> Exercise requirements
Repeat the records in full and exactly, omitting pictures.

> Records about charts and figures
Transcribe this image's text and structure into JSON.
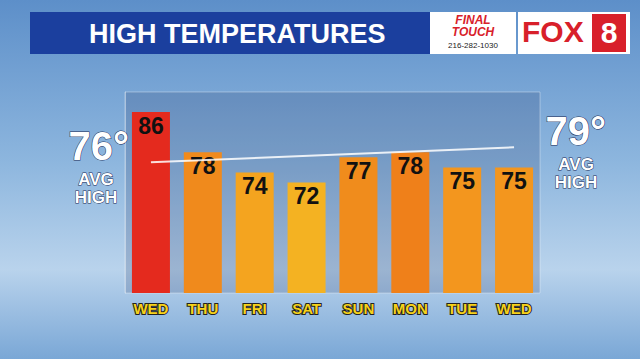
{
  "chart_data": {
    "type": "bar",
    "title": "HIGH TEMPERATURES",
    "categories": [
      "WED",
      "THU",
      "FRI",
      "SAT",
      "SUN",
      "MON",
      "TUE",
      "WED"
    ],
    "values": [
      86,
      78,
      74,
      72,
      77,
      78,
      75,
      75
    ],
    "colors": [
      "#e42a1e",
      "#f08a1c",
      "#f4a41f",
      "#f4b222",
      "#f08c1c",
      "#ef801a",
      "#f3961e",
      "#f3961e"
    ],
    "ylim": [
      50,
      90
    ],
    "yticks": [],
    "grid": false,
    "data_labels": true,
    "tick_labels": "x",
    "avg_high": {
      "values": [
        76,
        79
      ],
      "labels": [
        "76°",
        "79°"
      ],
      "text": "AVG HIGH"
    },
    "logos": [
      "FINAL TOUCH",
      "216-282-1030",
      "FOX",
      "8"
    ]
  }
}
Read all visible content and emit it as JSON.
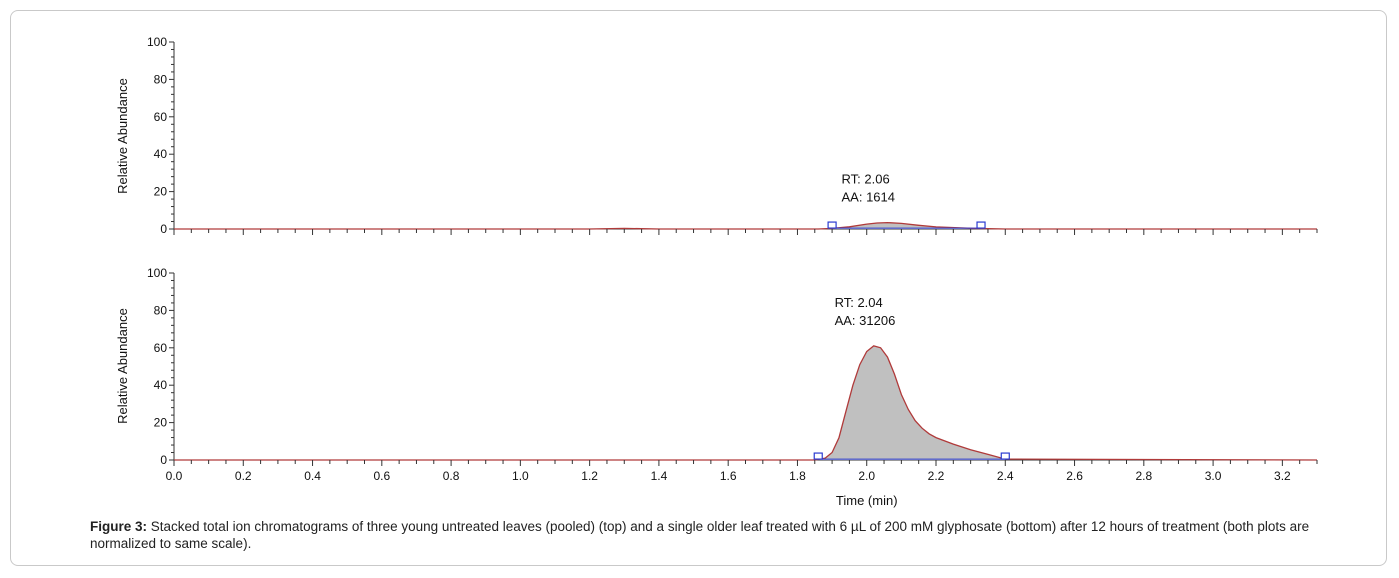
{
  "chart_data": [
    {
      "type": "line",
      "panel": "top",
      "ylabel": "Relative Abundance",
      "xlim": [
        0.0,
        3.3
      ],
      "ylim": [
        0,
        100
      ],
      "yticks": [
        0,
        20,
        40,
        60,
        80,
        100
      ],
      "series": [
        {
          "x": [
            0.0,
            1.2,
            1.3,
            1.4,
            1.86,
            1.9,
            1.95,
            2.0,
            2.03,
            2.06,
            2.1,
            2.15,
            2.2,
            2.3,
            2.4,
            3.3
          ],
          "y": [
            0,
            0,
            0.3,
            0,
            0,
            0.3,
            1.2,
            2.6,
            3.2,
            3.4,
            3.0,
            2.0,
            1.1,
            0.4,
            0,
            0
          ]
        }
      ],
      "baseline": {
        "start": [
          1.9,
          0.5
        ],
        "end": [
          2.33,
          0.5
        ]
      },
      "annotation": {
        "rt_label": "RT: 2.06",
        "aa_label": "AA: 1614",
        "x": 2.06
      }
    },
    {
      "type": "area",
      "panel": "bottom",
      "ylabel": "Relative Abundance",
      "xlabel": "Time (min)",
      "xlim": [
        0.0,
        3.3
      ],
      "ylim": [
        0,
        100
      ],
      "yticks": [
        0,
        20,
        40,
        60,
        80,
        100
      ],
      "xticks": [
        "0.0",
        "0.2",
        "0.4",
        "0.6",
        "0.8",
        "1.0",
        "1.2",
        "1.4",
        "1.6",
        "1.8",
        "2.0",
        "2.2",
        "2.4",
        "2.6",
        "2.8",
        "3.0",
        "3.2"
      ],
      "series": [
        {
          "x": [
            0.0,
            1.85,
            1.88,
            1.9,
            1.92,
            1.94,
            1.96,
            1.98,
            2.0,
            2.02,
            2.04,
            2.06,
            2.08,
            2.1,
            2.12,
            2.14,
            2.16,
            2.18,
            2.2,
            2.25,
            2.3,
            2.35,
            2.4,
            3.3
          ],
          "y": [
            0,
            0,
            1,
            4,
            12,
            26,
            40,
            51,
            58,
            61,
            60,
            55,
            46,
            35,
            27,
            21,
            17,
            14,
            12,
            8.5,
            5.5,
            3,
            0.5,
            0
          ]
        }
      ],
      "baseline": {
        "start": [
          1.86,
          0.5
        ],
        "end": [
          2.4,
          0.5
        ]
      },
      "annotation": {
        "rt_label": "RT: 2.04",
        "aa_label": "AA: 31206",
        "x": 2.04
      },
      "line_color": "#b03a3a",
      "fill_color": "#c0c0c0",
      "baseline_color": "#2a3bd1"
    }
  ],
  "caption": {
    "lead": "Figure 3:",
    "text": " Stacked total ion chromatograms of three young untreated leaves (pooled) (top) and a single older leaf treated with 6 µL of 200 mM glyphosate (bottom) after 12 hours of treatment (both plots are normalized to same scale)."
  }
}
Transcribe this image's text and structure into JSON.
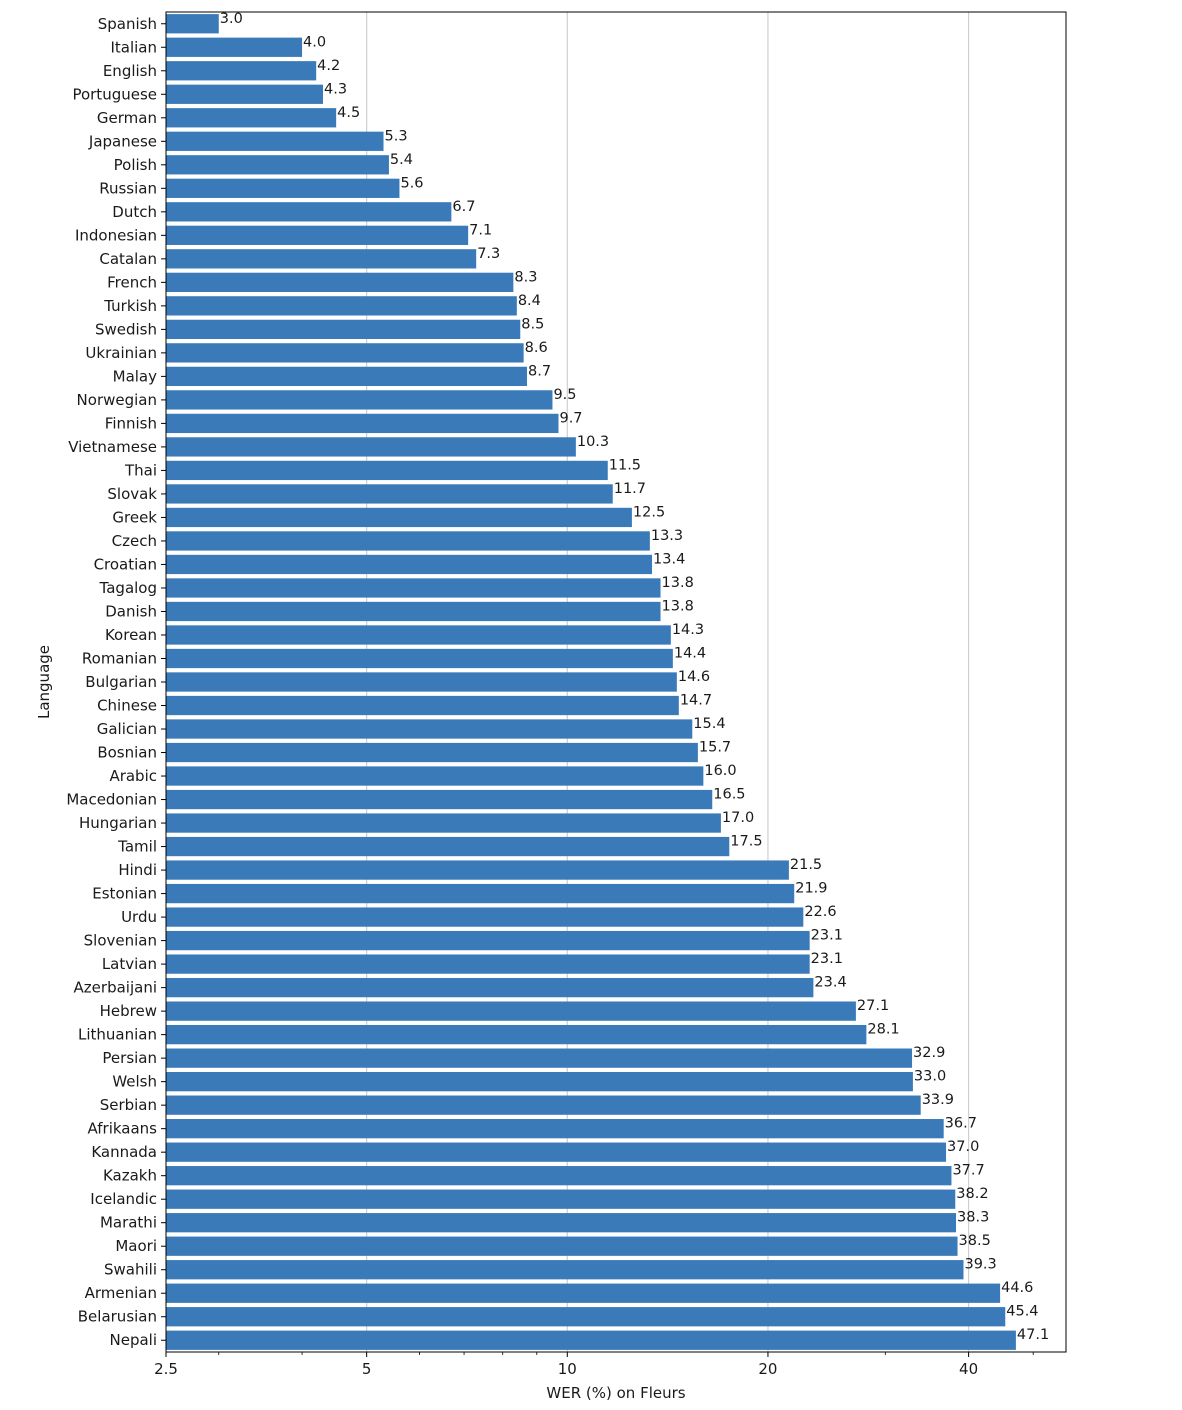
{
  "chart_data": {
    "type": "bar",
    "orientation": "horizontal",
    "xscale": "log",
    "xlabel": "WER (%) on Fleurs",
    "ylabel": "Language",
    "xlim": [
      2.5,
      56
    ],
    "xticks": [
      2.5,
      5,
      10,
      20,
      40
    ],
    "xtick_labels": [
      "2.5",
      "5",
      "10",
      "20",
      "40"
    ],
    "grid": "vertical major gridlines",
    "bar_color": "#3a7ab8",
    "categories": [
      "Spanish",
      "Italian",
      "English",
      "Portuguese",
      "German",
      "Japanese",
      "Polish",
      "Russian",
      "Dutch",
      "Indonesian",
      "Catalan",
      "French",
      "Turkish",
      "Swedish",
      "Ukrainian",
      "Malay",
      "Norwegian",
      "Finnish",
      "Vietnamese",
      "Thai",
      "Slovak",
      "Greek",
      "Czech",
      "Croatian",
      "Tagalog",
      "Danish",
      "Korean",
      "Romanian",
      "Bulgarian",
      "Chinese",
      "Galician",
      "Bosnian",
      "Arabic",
      "Macedonian",
      "Hungarian",
      "Tamil",
      "Hindi",
      "Estonian",
      "Urdu",
      "Slovenian",
      "Latvian",
      "Azerbaijani",
      "Hebrew",
      "Lithuanian",
      "Persian",
      "Welsh",
      "Serbian",
      "Afrikaans",
      "Kannada",
      "Kazakh",
      "Icelandic",
      "Marathi",
      "Maori",
      "Swahili",
      "Armenian",
      "Belarusian",
      "Nepali"
    ],
    "values": [
      3.0,
      4.0,
      4.2,
      4.3,
      4.5,
      5.3,
      5.4,
      5.6,
      6.7,
      7.1,
      7.3,
      8.3,
      8.4,
      8.5,
      8.6,
      8.7,
      9.5,
      9.7,
      10.3,
      11.5,
      11.7,
      12.5,
      13.3,
      13.4,
      13.8,
      13.8,
      14.3,
      14.4,
      14.6,
      14.7,
      15.4,
      15.7,
      16.0,
      16.5,
      17.0,
      17.5,
      21.5,
      21.9,
      22.6,
      23.1,
      23.1,
      23.4,
      27.1,
      28.1,
      32.9,
      33.0,
      33.9,
      36.7,
      37.0,
      37.7,
      38.2,
      38.3,
      38.5,
      39.3,
      44.6,
      45.4,
      47.1
    ],
    "value_labels": [
      "3.0",
      "4.0",
      "4.2",
      "4.3",
      "4.5",
      "5.3",
      "5.4",
      "5.6",
      "6.7",
      "7.1",
      "7.3",
      "8.3",
      "8.4",
      "8.5",
      "8.6",
      "8.7",
      "9.5",
      "9.7",
      "10.3",
      "11.5",
      "11.7",
      "12.5",
      "13.3",
      "13.4",
      "13.8",
      "13.8",
      "14.3",
      "14.4",
      "14.6",
      "14.7",
      "15.4",
      "15.7",
      "16.0",
      "16.5",
      "17.0",
      "17.5",
      "21.5",
      "21.9",
      "22.6",
      "23.1",
      "23.1",
      "23.4",
      "27.1",
      "28.1",
      "32.9",
      "33.0",
      "33.9",
      "36.7",
      "37.0",
      "37.7",
      "38.2",
      "38.3",
      "38.5",
      "39.3",
      "44.6",
      "45.4",
      "47.1"
    ]
  }
}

> Correct response
Transcribe this image's text and structure into JSON.
{
  "chart_data": {
    "type": "bar",
    "title": "HIGH TEMPERATURES",
    "categories": [
      "WED",
      "THU",
      "FRI",
      "SAT",
      "SUN",
      "MON",
      "TUE",
      "WED"
    ],
    "values": [
      86,
      78,
      74,
      72,
      77,
      78,
      75,
      75
    ],
    "colors": [
      "#e42a1e",
      "#f08a1c",
      "#f4a41f",
      "#f4b222",
      "#f08c1c",
      "#ef801a",
      "#f3961e",
      "#f3961e"
    ],
    "ylim": [
      50,
      90
    ],
    "yticks": [],
    "grid": false,
    "data_labels": true,
    "tick_labels": "x",
    "avg_high": {
      "values": [
        76,
        79
      ],
      "labels": [
        "76°",
        "79°"
      ],
      "text": "AVG HIGH"
    },
    "logos": [
      "FINAL TOUCH",
      "216-282-1030",
      "FOX",
      "8"
    ]
  }
}
Read all visible content and emit it as JSON.
{
  "chart_data": [
    {
      "type": "line",
      "panel": "top",
      "ylabel": "Relative Abundance",
      "xlim": [
        0.0,
        3.3
      ],
      "ylim": [
        0,
        100
      ],
      "yticks": [
        0,
        20,
        40,
        60,
        80,
        100
      ],
      "series": [
        {
          "x": [
            0.0,
            1.2,
            1.3,
            1.4,
            1.86,
            1.9,
            1.95,
            2.0,
            2.03,
            2.06,
            2.1,
            2.15,
            2.2,
            2.3,
            2.4,
            3.3
          ],
          "y": [
            0,
            0,
            0.3,
            0,
            0,
            0.3,
            1.2,
            2.6,
            3.2,
            3.4,
            3.0,
            2.0,
            1.1,
            0.4,
            0,
            0
          ]
        }
      ],
      "baseline": {
        "start": [
          1.9,
          0.5
        ],
        "end": [
          2.33,
          0.5
        ]
      },
      "annotation": {
        "rt_label": "RT: 2.06",
        "aa_label": "AA: 1614",
        "x": 2.06
      }
    },
    {
      "type": "area",
      "panel": "bottom",
      "ylabel": "Relative Abundance",
      "xlabel": "Time (min)",
      "xlim": [
        0.0,
        3.3
      ],
      "ylim": [
        0,
        100
      ],
      "yticks": [
        0,
        20,
        40,
        60,
        80,
        100
      ],
      "xticks": [
        "0.0",
        "0.2",
        "0.4",
        "0.6",
        "0.8",
        "1.0",
        "1.2",
        "1.4",
        "1.6",
        "1.8",
        "2.0",
        "2.2",
        "2.4",
        "2.6",
        "2.8",
        "3.0",
        "3.2"
      ],
      "series": [
        {
          "x": [
            0.0,
            1.85,
            1.88,
            1.9,
            1.92,
            1.94,
            1.96,
            1.98,
            2.0,
            2.02,
            2.04,
            2.06,
            2.08,
            2.1,
            2.12,
            2.14,
            2.16,
            2.18,
            2.2,
            2.25,
            2.3,
            2.35,
            2.4,
            3.3
          ],
          "y": [
            0,
            0,
            1,
            4,
            12,
            26,
            40,
            51,
            58,
            61,
            60,
            55,
            46,
            35,
            27,
            21,
            17,
            14,
            12,
            8.5,
            5.5,
            3,
            0.5,
            0
          ]
        }
      ],
      "baseline": {
        "start": [
          1.86,
          0.5
        ],
        "end": [
          2.4,
          0.5
        ]
      },
      "annotation": {
        "rt_label": "RT: 2.04",
        "aa_label": "AA: 31206",
        "x": 2.04
      },
      "line_color": "#b03a3a",
      "fill_color": "#c0c0c0",
      "baseline_color": "#2a3bd1"
    }
  ],
  "caption": {
    "lead": "Figure 3:",
    "text": " Stacked total ion chromatograms of three young untreated leaves (pooled) (top) and a single older leaf treated with 6 µL of 200 mM glyphosate (bottom) after 12 hours of treatment (both plots are normalized to same scale)."
  }
}
Transcribe this image's text and structure into JSON.
{
  "chart_data": {
    "type": "bar",
    "orientation": "horizontal",
    "xscale": "log",
    "xlabel": "WER (%) on Fleurs",
    "ylabel": "Language",
    "xlim": [
      2.5,
      56
    ],
    "xticks": [
      2.5,
      5,
      10,
      20,
      40
    ],
    "xtick_labels": [
      "2.5",
      "5",
      "10",
      "20",
      "40"
    ],
    "grid": "vertical major gridlines",
    "bar_color": "#3a7ab8",
    "categories": [
      "Spanish",
      "Italian",
      "English",
      "Portuguese",
      "German",
      "Japanese",
      "Polish",
      "Russian",
      "Dutch",
      "Indonesian",
      "Catalan",
      "French",
      "Turkish",
      "Swedish",
      "Ukrainian",
      "Malay",
      "Norwegian",
      "Finnish",
      "Vietnamese",
      "Thai",
      "Slovak",
      "Greek",
      "Czech",
      "Croatian",
      "Tagalog",
      "Danish",
      "Korean",
      "Romanian",
      "Bulgarian",
      "Chinese",
      "Galician",
      "Bosnian",
      "Arabic",
      "Macedonian",
      "Hungarian",
      "Tamil",
      "Hindi",
      "Estonian",
      "Urdu",
      "Slovenian",
      "Latvian",
      "Azerbaijani",
      "Hebrew",
      "Lithuanian",
      "Persian",
      "Welsh",
      "Serbian",
      "Afrikaans",
      "Kannada",
      "Kazakh",
      "Icelandic",
      "Marathi",
      "Maori",
      "Swahili",
      "Armenian",
      "Belarusian",
      "Nepali"
    ],
    "values": [
      3.0,
      4.0,
      4.2,
      4.3,
      4.5,
      5.3,
      5.4,
      5.6,
      6.7,
      7.1,
      7.3,
      8.3,
      8.4,
      8.5,
      8.6,
      8.7,
      9.5,
      9.7,
      10.3,
      11.5,
      11.7,
      12.5,
      13.3,
      13.4,
      13.8,
      13.8,
      14.3,
      14.4,
      14.6,
      14.7,
      15.4,
      15.7,
      16.0,
      16.5,
      17.0,
      17.5,
      21.5,
      21.9,
      22.6,
      23.1,
      23.1,
      23.4,
      27.1,
      28.1,
      32.9,
      33.0,
      33.9,
      36.7,
      37.0,
      37.7,
      38.2,
      38.3,
      38.5,
      39.3,
      44.6,
      45.4,
      47.1
    ],
    "value_labels": [
      "3.0",
      "4.0",
      "4.2",
      "4.3",
      "4.5",
      "5.3",
      "5.4",
      "5.6",
      "6.7",
      "7.1",
      "7.3",
      "8.3",
      "8.4",
      "8.5",
      "8.6",
      "8.7",
      "9.5",
      "9.7",
      "10.3",
      "11.5",
      "11.7",
      "12.5",
      "13.3",
      "13.4",
      "13.8",
      "13.8",
      "14.3",
      "14.4",
      "14.6",
      "14.7",
      "15.4",
      "15.7",
      "16.0",
      "16.5",
      "17.0",
      "17.5",
      "21.5",
      "21.9",
      "22.6",
      "23.1",
      "23.1",
      "23.4",
      "27.1",
      "28.1",
      "32.9",
      "33.0",
      "33.9",
      "36.7",
      "37.0",
      "37.7",
      "38.2",
      "38.3",
      "38.5",
      "39.3",
      "44.6",
      "45.4",
      "47.1"
    ]
  }
}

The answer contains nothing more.